| DESCRIPTION OF THE TASK |
Output all lines exactly, with nothing added or dropped.

(Dataset items)
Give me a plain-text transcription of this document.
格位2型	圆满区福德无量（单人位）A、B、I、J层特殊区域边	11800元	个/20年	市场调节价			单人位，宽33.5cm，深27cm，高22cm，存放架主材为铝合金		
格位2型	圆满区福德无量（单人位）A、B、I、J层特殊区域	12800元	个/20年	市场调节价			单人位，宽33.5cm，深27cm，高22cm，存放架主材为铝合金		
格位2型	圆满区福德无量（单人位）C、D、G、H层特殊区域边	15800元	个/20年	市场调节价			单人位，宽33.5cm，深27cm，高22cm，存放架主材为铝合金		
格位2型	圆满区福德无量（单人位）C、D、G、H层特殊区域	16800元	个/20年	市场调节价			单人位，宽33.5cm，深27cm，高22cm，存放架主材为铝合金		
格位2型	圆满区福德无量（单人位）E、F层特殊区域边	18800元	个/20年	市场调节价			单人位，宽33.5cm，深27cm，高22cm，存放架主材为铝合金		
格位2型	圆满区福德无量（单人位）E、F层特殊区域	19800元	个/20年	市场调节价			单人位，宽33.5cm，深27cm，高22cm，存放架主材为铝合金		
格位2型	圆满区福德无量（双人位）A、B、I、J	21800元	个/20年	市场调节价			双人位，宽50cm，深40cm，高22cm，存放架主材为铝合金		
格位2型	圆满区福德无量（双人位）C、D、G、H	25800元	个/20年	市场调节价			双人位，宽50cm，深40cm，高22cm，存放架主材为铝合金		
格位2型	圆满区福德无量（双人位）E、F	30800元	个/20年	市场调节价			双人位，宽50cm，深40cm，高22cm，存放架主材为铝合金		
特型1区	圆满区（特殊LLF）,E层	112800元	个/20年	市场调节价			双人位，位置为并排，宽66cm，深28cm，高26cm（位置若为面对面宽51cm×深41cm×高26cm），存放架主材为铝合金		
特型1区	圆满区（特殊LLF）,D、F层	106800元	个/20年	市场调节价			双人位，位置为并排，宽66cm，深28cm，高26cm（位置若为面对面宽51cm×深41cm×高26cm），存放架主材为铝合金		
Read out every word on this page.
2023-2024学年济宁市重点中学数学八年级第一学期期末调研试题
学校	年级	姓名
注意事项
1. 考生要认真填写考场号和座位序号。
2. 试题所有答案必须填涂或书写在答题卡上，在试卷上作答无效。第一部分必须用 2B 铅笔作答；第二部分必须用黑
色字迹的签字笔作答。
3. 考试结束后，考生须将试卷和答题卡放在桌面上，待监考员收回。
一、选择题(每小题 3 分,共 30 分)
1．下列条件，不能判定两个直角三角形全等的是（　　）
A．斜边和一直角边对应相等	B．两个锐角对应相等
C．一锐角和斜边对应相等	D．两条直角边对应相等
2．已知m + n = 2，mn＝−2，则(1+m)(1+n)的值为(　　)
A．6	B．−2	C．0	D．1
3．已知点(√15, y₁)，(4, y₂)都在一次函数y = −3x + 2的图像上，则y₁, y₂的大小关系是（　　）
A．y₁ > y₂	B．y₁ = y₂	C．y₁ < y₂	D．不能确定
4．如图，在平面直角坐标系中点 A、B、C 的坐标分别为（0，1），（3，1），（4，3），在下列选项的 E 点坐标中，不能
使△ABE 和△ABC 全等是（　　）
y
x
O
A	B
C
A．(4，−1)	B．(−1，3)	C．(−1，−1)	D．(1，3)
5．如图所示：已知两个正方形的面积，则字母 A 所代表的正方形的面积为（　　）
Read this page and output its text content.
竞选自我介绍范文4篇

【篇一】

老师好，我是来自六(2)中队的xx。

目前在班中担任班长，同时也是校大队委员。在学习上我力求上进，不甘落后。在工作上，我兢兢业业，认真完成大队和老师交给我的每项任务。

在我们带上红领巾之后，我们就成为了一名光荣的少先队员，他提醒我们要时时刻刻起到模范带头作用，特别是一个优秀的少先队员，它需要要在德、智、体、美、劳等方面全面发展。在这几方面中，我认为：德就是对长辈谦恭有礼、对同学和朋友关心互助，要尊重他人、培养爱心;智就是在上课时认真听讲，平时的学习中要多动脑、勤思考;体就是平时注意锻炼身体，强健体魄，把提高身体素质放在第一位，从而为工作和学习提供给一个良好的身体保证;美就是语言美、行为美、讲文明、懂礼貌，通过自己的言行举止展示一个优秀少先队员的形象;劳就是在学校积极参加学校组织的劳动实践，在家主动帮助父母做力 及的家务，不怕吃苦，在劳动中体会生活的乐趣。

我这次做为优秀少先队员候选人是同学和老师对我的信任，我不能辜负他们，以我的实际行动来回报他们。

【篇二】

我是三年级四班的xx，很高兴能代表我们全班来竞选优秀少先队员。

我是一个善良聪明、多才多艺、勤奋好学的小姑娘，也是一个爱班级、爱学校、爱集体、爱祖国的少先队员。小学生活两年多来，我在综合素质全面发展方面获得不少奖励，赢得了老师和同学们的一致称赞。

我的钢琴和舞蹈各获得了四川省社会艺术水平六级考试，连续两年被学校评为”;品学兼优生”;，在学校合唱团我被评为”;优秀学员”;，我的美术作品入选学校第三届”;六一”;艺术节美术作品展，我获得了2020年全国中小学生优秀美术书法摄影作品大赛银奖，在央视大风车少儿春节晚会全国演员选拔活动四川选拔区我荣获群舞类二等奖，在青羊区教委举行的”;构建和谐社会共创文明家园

| TASK ANSWER |
Give me a plain-text transcription of this document.
格位2型	圆满区福德无量（单人位）A、B、I、J层特殊区域边	11800元	个/20年	市场调节价			单人位，宽33.5cm，深27cm，高22cm，存放架主材为铝合金		
格位2型	圆满区福德无量（单人位）A、B、I、J层特殊区域	12800元	个/20年	市场调节价			单人位，宽33.5cm，深27cm，高22cm，存放架主材为铝合金		
格位2型	圆满区福德无量（单人位）C、D、G、H层特殊区域边	15800元	个/20年	市场调节价			单人位，宽33.5cm，深27cm，高22cm，存放架主材为铝合金		
格位2型	圆满区福德无量（单人位）C、D、G、H层特殊区域	16800元	个/20年	市场调节价			单人位，宽33.5cm，深27cm，高22cm，存放架主材为铝合金		
格位2型	圆满区福德无量（单人位）E、F层特殊区域边	18800元	个/20年	市场调节价			单人位，宽33.5cm，深27cm，高22cm，存放架主材为铝合金		
格位2型	圆满区福德无量（单人位）E、F层特殊区域	19800元	个/20年	市场调节价			单人位，宽33.5cm，深27cm，高22cm，存放架主材为铝合金		
格位2型	圆满区福德无量（双人位）A、B、I、J	21800元	个/20年	市场调节价			双人位，宽50cm，深40cm，高22cm，存放架主材为铝合金		
格位2型	圆满区福德无量（双人位）C、D、G、H	25800元	个/20年	市场调节价			双人位，宽50cm，深40cm，高22cm，存放架主材为铝合金		
格位2型	圆满区福德无量（双人位）E、F	30800元	个/20年	市场调节价			双人位，宽50cm，深40cm，高22cm，存放架主材为铝合金		
特型1区	圆满区（特殊LLF）,E层	112800元	个/20年	市场调节价			双人位，位置为并排，宽66cm，深28cm，高26cm（位置若为面对面宽51cm×深41cm×高26cm），存放架主材为铝合金		
特型1区	圆满区（特殊LLF）,D、F层	106800元	个/20年	市场调节价			双人位，位置为并排，宽66cm，深28cm，高26cm（位置若为面对面宽51cm×深41cm×高26cm），存放架主材为铝合金		
Read out every word on this page.
2023-2024学年济宁市重点中学数学八年级第一学期期末调研试题
学校	年级	姓名
注意事项
1. 考生要认真填写考场号和座位序号。
2. 试题所有答案必须填涂或书写在答题卡上，在试卷上作答无效。第一部分必须用 2B 铅笔作答；第二部分必须用黑
色字迹的签字笔作答。
3. 考试结束后，考生须将试卷和答题卡放在桌面上，待监考员收回。
一、选择题(每小题 3 分,共 30 分)
1．下列条件，不能判定两个直角三角形全等的是（　　）
A．斜边和一直角边对应相等	B．两个锐角对应相等
C．一锐角和斜边对应相等	D．两条直角边对应相等
2．已知m + n = 2，mn＝−2，则(1+m)(1+n)的值为(　　)
A．6	B．−2	C．0	D．1
3．已知点(√15, y₁)，(4, y₂)都在一次函数y = −3x + 2的图像上，则y₁, y₂的大小关系是（　　）
A．y₁ > y₂	B．y₁ = y₂	C．y₁ < y₂	D．不能确定
4．如图，在平面直角坐标系中点 A、B、C 的坐标分别为（0，1），（3，1），（4，3），在下列选项的 E 点坐标中，不能
使△ABE 和△ABC 全等是（　　）
y
x
O
A	B
C
A．(4，−1)	B．(−1，3)	C．(−1，−1)	D．(1，3)
5．如图所示：已知两个正方形的面积，则字母 A 所代表的正方形的面积为（　　）
Read this page and output its text content.
竞选自我介绍范文4篇

【篇一】

老师好，我是来自六(2)中队的xx。

目前在班中担任班长，同时也是校大队委员。在学习上我力求上进，不甘落后。在工作上，我兢兢业业，认真完成大队和老师交给我的每项任务。

在我们带上红领巾之后，我们就成为了一名光荣的少先队员，他提醒我们要时时刻刻起到模范带头作用，特别是一个优秀的少先队员，它需要要在德、智、体、美、劳等方面全面发展。在这几方面中，我认为：德就是对长辈谦恭有礼、对同学和朋友关心互助，要尊重他人、培养爱心;智就是在上课时认真听讲，平时的学习中要多动脑、勤思考;体就是平时注意锻炼身体，强健体魄，把提高身体素质放在第一位，从而为工作和学习提供给一个良好的身体保证;美就是语言美、行为美、讲文明、懂礼貌，通过自己的言行举止展示一个优秀少先队员的形象;劳就是在学校积极参加学校组织的劳动实践，在家主动帮助父母做力 及的家务，不怕吃苦，在劳动中体会生活的乐趣。

我这次做为优秀少先队员候选人是同学和老师对我的信任，我不能辜负他们，以我的实际行动来回报他们。

【篇二】

我是三年级四班的xx，很高兴能代表我们全班来竞选优秀少先队员。

我是一个善良聪明、多才多艺、勤奋好学的小姑娘，也是一个爱班级、爱学校、爱集体、爱祖国的少先队员。小学生活两年多来，我在综合素质全面发展方面获得不少奖励，赢得了老师和同学们的一致称赞。

我的钢琴和舞蹈各获得了四川省社会艺术水平六级考试，连续两年被学校评为”;品学兼优生”;，在学校合唱团我被评为”;优秀学员”;，我的美术作品入选学校第三届”;六一”;艺术节美术作品展，我获得了2020年全国中小学生优秀美术书法摄影作品大赛银奖，在央视大风车少儿春节晚会全国演员选拔活动四川选拔区我荣获群舞类二等奖，在青羊区教委举行的”;构建和谐社会共创文明家园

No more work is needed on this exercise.